**Task goal**.
Select and copy out every line in the records containing "ditto".
————————
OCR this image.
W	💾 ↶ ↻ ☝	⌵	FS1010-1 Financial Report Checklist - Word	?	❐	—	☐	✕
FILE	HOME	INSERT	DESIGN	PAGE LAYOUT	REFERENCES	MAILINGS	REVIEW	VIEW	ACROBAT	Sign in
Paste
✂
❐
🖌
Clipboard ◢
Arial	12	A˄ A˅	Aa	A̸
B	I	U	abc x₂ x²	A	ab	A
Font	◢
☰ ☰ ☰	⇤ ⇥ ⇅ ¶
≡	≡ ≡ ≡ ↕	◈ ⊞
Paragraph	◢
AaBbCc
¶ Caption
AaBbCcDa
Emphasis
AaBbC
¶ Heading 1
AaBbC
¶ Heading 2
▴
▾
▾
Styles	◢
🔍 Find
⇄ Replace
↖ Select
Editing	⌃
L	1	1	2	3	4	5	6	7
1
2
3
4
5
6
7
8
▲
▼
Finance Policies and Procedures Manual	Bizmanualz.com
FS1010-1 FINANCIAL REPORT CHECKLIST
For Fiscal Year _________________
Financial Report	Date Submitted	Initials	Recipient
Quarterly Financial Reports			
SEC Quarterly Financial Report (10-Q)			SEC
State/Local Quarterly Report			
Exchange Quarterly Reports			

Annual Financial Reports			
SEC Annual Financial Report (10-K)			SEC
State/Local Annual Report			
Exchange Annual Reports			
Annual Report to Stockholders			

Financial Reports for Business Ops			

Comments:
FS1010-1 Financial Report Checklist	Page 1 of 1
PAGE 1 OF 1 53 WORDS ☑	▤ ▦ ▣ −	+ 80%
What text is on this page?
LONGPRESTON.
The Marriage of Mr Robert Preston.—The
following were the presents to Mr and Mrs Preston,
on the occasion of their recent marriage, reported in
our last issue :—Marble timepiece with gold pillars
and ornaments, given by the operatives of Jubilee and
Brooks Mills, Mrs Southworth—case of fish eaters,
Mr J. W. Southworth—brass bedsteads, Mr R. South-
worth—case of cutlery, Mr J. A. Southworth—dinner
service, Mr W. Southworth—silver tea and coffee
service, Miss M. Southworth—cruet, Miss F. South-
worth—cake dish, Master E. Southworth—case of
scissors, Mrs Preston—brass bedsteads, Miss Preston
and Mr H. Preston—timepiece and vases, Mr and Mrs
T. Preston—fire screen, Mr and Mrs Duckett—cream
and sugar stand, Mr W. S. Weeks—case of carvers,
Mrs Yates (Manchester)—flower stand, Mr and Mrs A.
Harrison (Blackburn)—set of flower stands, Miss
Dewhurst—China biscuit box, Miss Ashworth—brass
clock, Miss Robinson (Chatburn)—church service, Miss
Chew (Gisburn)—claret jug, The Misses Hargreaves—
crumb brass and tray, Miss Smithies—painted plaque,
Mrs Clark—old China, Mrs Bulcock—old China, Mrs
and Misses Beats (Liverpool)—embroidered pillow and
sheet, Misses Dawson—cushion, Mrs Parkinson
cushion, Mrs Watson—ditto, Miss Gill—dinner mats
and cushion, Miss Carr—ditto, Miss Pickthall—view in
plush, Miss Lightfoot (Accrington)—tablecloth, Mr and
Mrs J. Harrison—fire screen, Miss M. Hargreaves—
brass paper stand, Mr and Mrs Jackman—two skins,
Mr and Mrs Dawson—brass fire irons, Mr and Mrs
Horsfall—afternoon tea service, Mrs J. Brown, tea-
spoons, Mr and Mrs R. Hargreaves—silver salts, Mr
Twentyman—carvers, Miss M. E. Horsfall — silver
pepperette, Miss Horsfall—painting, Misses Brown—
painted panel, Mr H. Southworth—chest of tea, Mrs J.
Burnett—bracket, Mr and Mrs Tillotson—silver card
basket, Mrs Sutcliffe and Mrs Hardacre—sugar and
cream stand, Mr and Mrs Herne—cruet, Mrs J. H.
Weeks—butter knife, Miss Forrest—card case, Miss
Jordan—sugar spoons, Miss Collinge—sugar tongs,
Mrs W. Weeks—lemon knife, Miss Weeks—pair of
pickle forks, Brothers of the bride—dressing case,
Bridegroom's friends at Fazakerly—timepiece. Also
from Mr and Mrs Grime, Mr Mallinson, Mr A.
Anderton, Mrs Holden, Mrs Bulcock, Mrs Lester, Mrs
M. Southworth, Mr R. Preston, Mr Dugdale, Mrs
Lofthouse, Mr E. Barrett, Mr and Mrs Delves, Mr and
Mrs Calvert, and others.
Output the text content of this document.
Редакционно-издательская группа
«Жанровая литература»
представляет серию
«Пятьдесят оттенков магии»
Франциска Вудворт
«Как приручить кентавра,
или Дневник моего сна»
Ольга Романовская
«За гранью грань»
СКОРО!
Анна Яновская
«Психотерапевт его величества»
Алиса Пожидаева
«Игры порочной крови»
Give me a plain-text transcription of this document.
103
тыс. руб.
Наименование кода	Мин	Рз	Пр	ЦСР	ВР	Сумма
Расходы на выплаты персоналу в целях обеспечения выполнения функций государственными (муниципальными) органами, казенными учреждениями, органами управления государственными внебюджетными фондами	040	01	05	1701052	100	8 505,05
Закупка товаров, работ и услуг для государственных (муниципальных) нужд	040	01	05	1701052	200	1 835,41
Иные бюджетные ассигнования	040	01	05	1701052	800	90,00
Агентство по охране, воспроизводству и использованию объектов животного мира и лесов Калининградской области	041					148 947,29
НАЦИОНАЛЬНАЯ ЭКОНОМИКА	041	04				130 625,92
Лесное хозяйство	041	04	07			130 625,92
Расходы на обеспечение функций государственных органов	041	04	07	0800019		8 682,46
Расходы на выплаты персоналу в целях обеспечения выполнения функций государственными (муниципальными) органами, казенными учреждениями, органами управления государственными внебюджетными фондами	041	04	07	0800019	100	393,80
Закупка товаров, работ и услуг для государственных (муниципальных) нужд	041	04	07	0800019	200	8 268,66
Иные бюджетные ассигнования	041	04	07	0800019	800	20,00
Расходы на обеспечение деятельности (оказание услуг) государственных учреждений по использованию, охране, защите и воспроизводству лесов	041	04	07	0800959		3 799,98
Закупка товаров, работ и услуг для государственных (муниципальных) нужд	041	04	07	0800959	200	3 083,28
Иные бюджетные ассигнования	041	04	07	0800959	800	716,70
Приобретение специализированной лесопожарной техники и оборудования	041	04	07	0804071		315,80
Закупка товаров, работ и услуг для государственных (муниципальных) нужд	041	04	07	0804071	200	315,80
————————
**Written reply**.
cushion, Mrs Watson—ditto, Miss Gill—dinner mats
and cushion, Miss Carr—ditto, Miss Pickthall—view in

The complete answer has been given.